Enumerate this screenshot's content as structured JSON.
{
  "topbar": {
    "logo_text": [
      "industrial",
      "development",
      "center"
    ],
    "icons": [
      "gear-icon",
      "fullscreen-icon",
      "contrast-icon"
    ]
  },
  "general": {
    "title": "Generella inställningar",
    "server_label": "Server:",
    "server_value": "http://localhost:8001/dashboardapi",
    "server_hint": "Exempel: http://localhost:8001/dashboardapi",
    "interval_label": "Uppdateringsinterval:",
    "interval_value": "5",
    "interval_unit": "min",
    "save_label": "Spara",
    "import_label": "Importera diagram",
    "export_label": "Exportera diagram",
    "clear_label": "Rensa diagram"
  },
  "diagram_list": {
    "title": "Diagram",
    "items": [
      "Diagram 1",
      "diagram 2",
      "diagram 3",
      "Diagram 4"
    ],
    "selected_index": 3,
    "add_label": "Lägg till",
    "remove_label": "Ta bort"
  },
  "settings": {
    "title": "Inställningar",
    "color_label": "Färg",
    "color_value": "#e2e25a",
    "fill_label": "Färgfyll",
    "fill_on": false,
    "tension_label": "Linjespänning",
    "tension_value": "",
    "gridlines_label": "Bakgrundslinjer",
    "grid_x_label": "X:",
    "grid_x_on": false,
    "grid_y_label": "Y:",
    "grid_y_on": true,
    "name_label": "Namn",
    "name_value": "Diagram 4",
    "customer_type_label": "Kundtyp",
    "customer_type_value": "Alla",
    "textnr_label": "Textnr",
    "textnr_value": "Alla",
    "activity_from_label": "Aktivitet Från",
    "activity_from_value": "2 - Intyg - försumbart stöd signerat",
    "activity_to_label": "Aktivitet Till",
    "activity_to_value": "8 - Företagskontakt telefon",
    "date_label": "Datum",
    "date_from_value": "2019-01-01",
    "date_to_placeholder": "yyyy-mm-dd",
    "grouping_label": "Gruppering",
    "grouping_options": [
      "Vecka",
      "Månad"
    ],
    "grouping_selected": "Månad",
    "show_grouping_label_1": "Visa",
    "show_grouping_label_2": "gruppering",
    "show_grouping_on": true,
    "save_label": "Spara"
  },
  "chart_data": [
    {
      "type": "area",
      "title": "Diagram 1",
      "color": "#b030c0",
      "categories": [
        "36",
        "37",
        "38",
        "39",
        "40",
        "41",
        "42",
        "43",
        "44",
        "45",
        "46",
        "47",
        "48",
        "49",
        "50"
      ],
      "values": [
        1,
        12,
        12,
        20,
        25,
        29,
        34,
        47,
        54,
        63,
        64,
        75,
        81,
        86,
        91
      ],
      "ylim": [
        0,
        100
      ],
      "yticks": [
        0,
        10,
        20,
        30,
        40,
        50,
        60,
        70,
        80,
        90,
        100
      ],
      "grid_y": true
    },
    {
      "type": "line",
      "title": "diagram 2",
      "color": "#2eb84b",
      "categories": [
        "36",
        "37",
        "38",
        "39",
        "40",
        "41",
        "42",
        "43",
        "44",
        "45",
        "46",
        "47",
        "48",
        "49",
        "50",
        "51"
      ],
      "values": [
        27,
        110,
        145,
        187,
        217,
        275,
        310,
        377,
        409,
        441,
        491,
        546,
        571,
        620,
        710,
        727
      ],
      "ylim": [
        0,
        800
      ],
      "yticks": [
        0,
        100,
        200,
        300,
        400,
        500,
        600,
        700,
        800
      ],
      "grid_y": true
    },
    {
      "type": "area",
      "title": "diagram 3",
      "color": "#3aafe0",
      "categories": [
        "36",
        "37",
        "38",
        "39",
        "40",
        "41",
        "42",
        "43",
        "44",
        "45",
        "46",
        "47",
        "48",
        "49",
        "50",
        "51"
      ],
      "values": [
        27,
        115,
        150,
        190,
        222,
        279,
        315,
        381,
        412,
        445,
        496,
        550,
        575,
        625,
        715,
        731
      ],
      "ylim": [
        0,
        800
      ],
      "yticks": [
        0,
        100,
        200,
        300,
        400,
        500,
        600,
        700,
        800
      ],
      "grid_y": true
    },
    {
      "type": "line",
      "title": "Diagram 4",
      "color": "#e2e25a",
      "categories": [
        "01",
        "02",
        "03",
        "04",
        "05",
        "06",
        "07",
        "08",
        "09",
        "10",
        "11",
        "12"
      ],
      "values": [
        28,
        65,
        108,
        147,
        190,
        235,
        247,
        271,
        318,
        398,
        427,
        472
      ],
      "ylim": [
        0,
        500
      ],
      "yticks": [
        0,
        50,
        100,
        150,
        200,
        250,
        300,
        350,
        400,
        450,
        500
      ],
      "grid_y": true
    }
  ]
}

● ● ●

Extract the complete listing verbatim.

Full response:
Enumerate this screenshot's content as structured JSON.
{
  "topbar": {
    "logo_text": [
      "industrial",
      "development",
      "center"
    ],
    "icons": [
      "gear-icon",
      "fullscreen-icon",
      "contrast-icon"
    ]
  },
  "general": {
    "title": "Generella inställningar",
    "server_label": "Server:",
    "server_value": "http://localhost:8001/dashboardapi",
    "server_hint": "Exempel: http://localhost:8001/dashboardapi",
    "interval_label": "Uppdateringsinterval:",
    "interval_value": "5",
    "interval_unit": "min",
    "save_label": "Spara",
    "import_label": "Importera diagram",
    "export_label": "Exportera diagram",
    "clear_label": "Rensa diagram"
  },
  "diagram_list": {
    "title": "Diagram",
    "items": [
      "Diagram 1",
      "diagram 2",
      "diagram 3",
      "Diagram 4"
    ],
    "selected_index": 3,
    "add_label": "Lägg till",
    "remove_label": "Ta bort"
  },
  "settings": {
    "title": "Inställningar",
    "color_label": "Färg",
    "color_value": "#e2e25a",
    "fill_label": "Färgfyll",
    "fill_on": false,
    "tension_label": "Linjespänning",
    "tension_value": "",
    "gridlines_label": "Bakgrundslinjer",
    "grid_x_label": "X:",
    "grid_x_on": false,
    "grid_y_label": "Y:",
    "grid_y_on": true,
    "name_label": "Namn",
    "name_value": "Diagram 4",
    "customer_type_label": "Kundtyp",
    "customer_type_value": "Alla",
    "textnr_label": "Textnr",
    "textnr_value": "Alla",
    "activity_from_label": "Aktivitet Från",
    "activity_from_value": "2 - Intyg - försumbart stöd signerat",
    "activity_to_label": "Aktivitet Till",
    "activity_to_value": "8 - Företagskontakt telefon",
    "date_label": "Datum",
    "date_from_value": "2019-01-01",
    "date_to_placeholder": "yyyy-mm-dd",
    "grouping_label": "Gruppering",
    "grouping_options": [
      "Vecka",
      "Månad"
    ],
    "grouping_selected": "Månad",
    "show_grouping_label_1": "Visa",
    "show_grouping_label_2": "gruppering",
    "show_grouping_on": true,
    "save_label": "Spara"
  },
  "chart_data": [
    {
      "type": "area",
      "title": "Diagram 1",
      "color": "#b030c0",
      "categories": [
        "36",
        "37",
        "38",
        "39",
        "40",
        "41",
        "42",
        "43",
        "44",
        "45",
        "46",
        "47",
        "48",
        "49",
        "50"
      ],
      "values": [
        1,
        12,
        12,
        20,
        25,
        29,
        34,
        47,
        54,
        63,
        64,
        75,
        81,
        86,
        91
      ],
      "ylim": [
        0,
        100
      ],
      "yticks": [
        0,
        10,
        20,
        30,
        40,
        50,
        60,
        70,
        80,
        90,
        100
      ],
      "grid_y": true
    },
    {
      "type": "line",
      "title": "diagram 2",
      "color": "#2eb84b",
      "categories": [
        "36",
        "37",
        "38",
        "39",
        "40",
        "41",
        "42",
        "43",
        "44",
        "45",
        "46",
        "47",
        "48",
        "49",
        "50",
        "51"
      ],
      "values": [
        27,
        110,
        145,
        187,
        217,
        275,
        310,
        377,
        409,
        441,
        491,
        546,
        571,
        620,
        710,
        727
      ],
      "ylim": [
        0,
        800
      ],
      "yticks": [
        0,
        100,
        200,
        300,
        400,
        500,
        600,
        700,
        800
      ],
      "grid_y": true
    },
    {
      "type": "area",
      "title": "diagram 3",
      "color": "#3aafe0",
      "categories": [
        "36",
        "37",
        "38",
        "39",
        "40",
        "41",
        "42",
        "43",
        "44",
        "45",
        "46",
        "47",
        "48",
        "49",
        "50",
        "51"
      ],
      "values": [
        27,
        115,
        150,
        190,
        222,
        279,
        315,
        381,
        412,
        445,
        496,
        550,
        575,
        625,
        715,
        731
      ],
      "ylim": [
        0,
        800
      ],
      "yticks": [
        0,
        100,
        200,
        300,
        400,
        500,
        600,
        700,
        800
      ],
      "grid_y": true
    },
    {
      "type": "line",
      "title": "Diagram 4",
      "color": "#e2e25a",
      "categories": [
        "01",
        "02",
        "03",
        "04",
        "05",
        "06",
        "07",
        "08",
        "09",
        "10",
        "11",
        "12"
      ],
      "values": [
        28,
        65,
        108,
        147,
        190,
        235,
        247,
        271,
        318,
        398,
        427,
        472
      ],
      "ylim": [
        0,
        500
      ],
      "yticks": [
        0,
        50,
        100,
        150,
        200,
        250,
        300,
        350,
        400,
        450,
        500
      ],
      "grid_y": true
    }
  ]
}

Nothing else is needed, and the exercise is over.